Problem details: Images embedded in the records are excluded; print everything else exactly as given.

Provided information:
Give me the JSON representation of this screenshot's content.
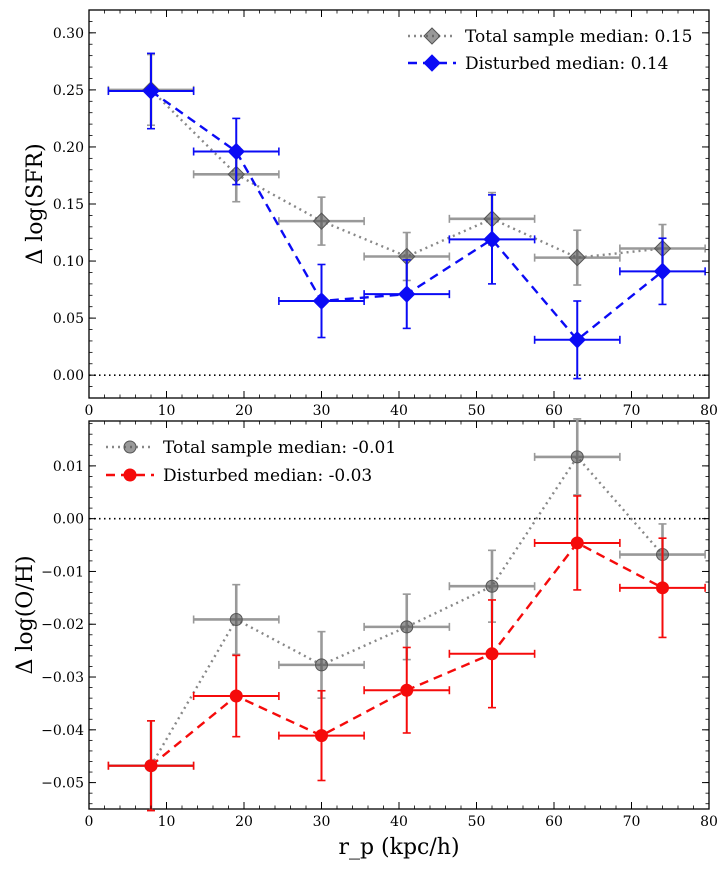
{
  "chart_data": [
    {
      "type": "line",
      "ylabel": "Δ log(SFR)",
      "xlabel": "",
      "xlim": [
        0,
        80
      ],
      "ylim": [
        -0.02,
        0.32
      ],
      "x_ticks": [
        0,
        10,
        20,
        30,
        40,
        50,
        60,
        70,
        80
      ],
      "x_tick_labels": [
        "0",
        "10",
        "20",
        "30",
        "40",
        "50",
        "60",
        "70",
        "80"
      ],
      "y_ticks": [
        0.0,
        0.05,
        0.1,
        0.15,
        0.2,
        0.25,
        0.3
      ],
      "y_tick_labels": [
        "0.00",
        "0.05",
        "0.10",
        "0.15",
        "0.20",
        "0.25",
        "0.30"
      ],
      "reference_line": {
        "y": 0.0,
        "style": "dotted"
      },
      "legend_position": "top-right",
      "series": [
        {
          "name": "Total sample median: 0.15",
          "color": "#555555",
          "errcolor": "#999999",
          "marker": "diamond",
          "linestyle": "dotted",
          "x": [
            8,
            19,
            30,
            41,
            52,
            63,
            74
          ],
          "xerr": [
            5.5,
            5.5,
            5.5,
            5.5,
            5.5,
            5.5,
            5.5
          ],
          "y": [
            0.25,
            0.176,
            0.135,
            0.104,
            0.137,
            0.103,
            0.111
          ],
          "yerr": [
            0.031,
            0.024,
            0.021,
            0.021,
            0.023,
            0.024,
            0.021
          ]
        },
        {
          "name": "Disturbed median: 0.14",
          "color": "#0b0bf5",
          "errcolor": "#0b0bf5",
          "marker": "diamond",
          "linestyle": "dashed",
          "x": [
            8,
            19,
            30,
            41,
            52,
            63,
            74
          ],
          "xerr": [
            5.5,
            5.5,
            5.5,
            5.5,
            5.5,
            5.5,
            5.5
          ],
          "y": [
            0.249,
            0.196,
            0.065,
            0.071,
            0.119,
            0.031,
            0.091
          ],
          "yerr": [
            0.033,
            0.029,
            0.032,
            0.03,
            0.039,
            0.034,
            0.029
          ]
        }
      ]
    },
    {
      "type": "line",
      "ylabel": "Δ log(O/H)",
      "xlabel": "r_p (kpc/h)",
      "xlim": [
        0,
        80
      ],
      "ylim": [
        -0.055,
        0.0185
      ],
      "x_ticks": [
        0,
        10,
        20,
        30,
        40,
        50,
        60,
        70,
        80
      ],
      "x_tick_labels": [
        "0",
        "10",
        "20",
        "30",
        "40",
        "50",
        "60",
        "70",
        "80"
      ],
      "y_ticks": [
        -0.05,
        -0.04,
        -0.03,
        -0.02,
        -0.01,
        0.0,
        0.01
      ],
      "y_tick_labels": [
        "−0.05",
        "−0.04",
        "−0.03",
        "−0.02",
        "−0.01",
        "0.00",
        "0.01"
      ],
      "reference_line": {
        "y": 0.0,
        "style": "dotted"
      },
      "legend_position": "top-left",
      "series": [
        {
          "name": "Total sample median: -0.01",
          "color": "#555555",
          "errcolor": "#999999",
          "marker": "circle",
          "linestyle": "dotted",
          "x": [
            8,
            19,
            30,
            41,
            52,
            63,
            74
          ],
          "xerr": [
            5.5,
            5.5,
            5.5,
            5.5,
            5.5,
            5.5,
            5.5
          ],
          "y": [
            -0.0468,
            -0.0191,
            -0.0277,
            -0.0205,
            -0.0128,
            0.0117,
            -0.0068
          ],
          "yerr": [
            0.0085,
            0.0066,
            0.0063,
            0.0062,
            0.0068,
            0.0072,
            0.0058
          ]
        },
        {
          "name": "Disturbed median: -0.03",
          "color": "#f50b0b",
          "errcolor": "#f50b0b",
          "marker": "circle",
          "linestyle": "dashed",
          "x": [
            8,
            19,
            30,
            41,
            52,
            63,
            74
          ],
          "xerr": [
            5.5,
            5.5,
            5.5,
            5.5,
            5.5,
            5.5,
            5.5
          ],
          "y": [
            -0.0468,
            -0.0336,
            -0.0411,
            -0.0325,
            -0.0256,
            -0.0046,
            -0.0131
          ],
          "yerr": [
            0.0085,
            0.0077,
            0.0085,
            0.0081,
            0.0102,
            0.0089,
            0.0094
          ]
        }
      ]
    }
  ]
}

Result:
Give me the JSON representation of this screenshot's content.
{
  "chart_data": [
    {
      "type": "line",
      "ylabel": "Δ log(SFR)",
      "xlabel": "",
      "xlim": [
        0,
        80
      ],
      "ylim": [
        -0.02,
        0.32
      ],
      "x_ticks": [
        0,
        10,
        20,
        30,
        40,
        50,
        60,
        70,
        80
      ],
      "x_tick_labels": [
        "0",
        "10",
        "20",
        "30",
        "40",
        "50",
        "60",
        "70",
        "80"
      ],
      "y_ticks": [
        0.0,
        0.05,
        0.1,
        0.15,
        0.2,
        0.25,
        0.3
      ],
      "y_tick_labels": [
        "0.00",
        "0.05",
        "0.10",
        "0.15",
        "0.20",
        "0.25",
        "0.30"
      ],
      "reference_line": {
        "y": 0.0,
        "style": "dotted"
      },
      "legend_position": "top-right",
      "series": [
        {
          "name": "Total sample median: 0.15",
          "color": "#555555",
          "errcolor": "#999999",
          "marker": "diamond",
          "linestyle": "dotted",
          "x": [
            8,
            19,
            30,
            41,
            52,
            63,
            74
          ],
          "xerr": [
            5.5,
            5.5,
            5.5,
            5.5,
            5.5,
            5.5,
            5.5
          ],
          "y": [
            0.25,
            0.176,
            0.135,
            0.104,
            0.137,
            0.103,
            0.111
          ],
          "yerr": [
            0.031,
            0.024,
            0.021,
            0.021,
            0.023,
            0.024,
            0.021
          ]
        },
        {
          "name": "Disturbed median: 0.14",
          "color": "#0b0bf5",
          "errcolor": "#0b0bf5",
          "marker": "diamond",
          "linestyle": "dashed",
          "x": [
            8,
            19,
            30,
            41,
            52,
            63,
            74
          ],
          "xerr": [
            5.5,
            5.5,
            5.5,
            5.5,
            5.5,
            5.5,
            5.5
          ],
          "y": [
            0.249,
            0.196,
            0.065,
            0.071,
            0.119,
            0.031,
            0.091
          ],
          "yerr": [
            0.033,
            0.029,
            0.032,
            0.03,
            0.039,
            0.034,
            0.029
          ]
        }
      ]
    },
    {
      "type": "line",
      "ylabel": "Δ log(O/H)",
      "xlabel": "r_p (kpc/h)",
      "xlim": [
        0,
        80
      ],
      "ylim": [
        -0.055,
        0.0185
      ],
      "x_ticks": [
        0,
        10,
        20,
        30,
        40,
        50,
        60,
        70,
        80
      ],
      "x_tick_labels": [
        "0",
        "10",
        "20",
        "30",
        "40",
        "50",
        "60",
        "70",
        "80"
      ],
      "y_ticks": [
        -0.05,
        -0.04,
        -0.03,
        -0.02,
        -0.01,
        0.0,
        0.01
      ],
      "y_tick_labels": [
        "−0.05",
        "−0.04",
        "−0.03",
        "−0.02",
        "−0.01",
        "0.00",
        "0.01"
      ],
      "reference_line": {
        "y": 0.0,
        "style": "dotted"
      },
      "legend_position": "top-left",
      "series": [
        {
          "name": "Total sample median: -0.01",
          "color": "#555555",
          "errcolor": "#999999",
          "marker": "circle",
          "linestyle": "dotted",
          "x": [
            8,
            19,
            30,
            41,
            52,
            63,
            74
          ],
          "xerr": [
            5.5,
            5.5,
            5.5,
            5.5,
            5.5,
            5.5,
            5.5
          ],
          "y": [
            -0.0468,
            -0.0191,
            -0.0277,
            -0.0205,
            -0.0128,
            0.0117,
            -0.0068
          ],
          "yerr": [
            0.0085,
            0.0066,
            0.0063,
            0.0062,
            0.0068,
            0.0072,
            0.0058
          ]
        },
        {
          "name": "Disturbed median: -0.03",
          "color": "#f50b0b",
          "errcolor": "#f50b0b",
          "marker": "circle",
          "linestyle": "dashed",
          "x": [
            8,
            19,
            30,
            41,
            52,
            63,
            74
          ],
          "xerr": [
            5.5,
            5.5,
            5.5,
            5.5,
            5.5,
            5.5,
            5.5
          ],
          "y": [
            -0.0468,
            -0.0336,
            -0.0411,
            -0.0325,
            -0.0256,
            -0.0046,
            -0.0131
          ],
          "yerr": [
            0.0085,
            0.0077,
            0.0085,
            0.0081,
            0.0102,
            0.0089,
            0.0094
          ]
        }
      ]
    }
  ]
}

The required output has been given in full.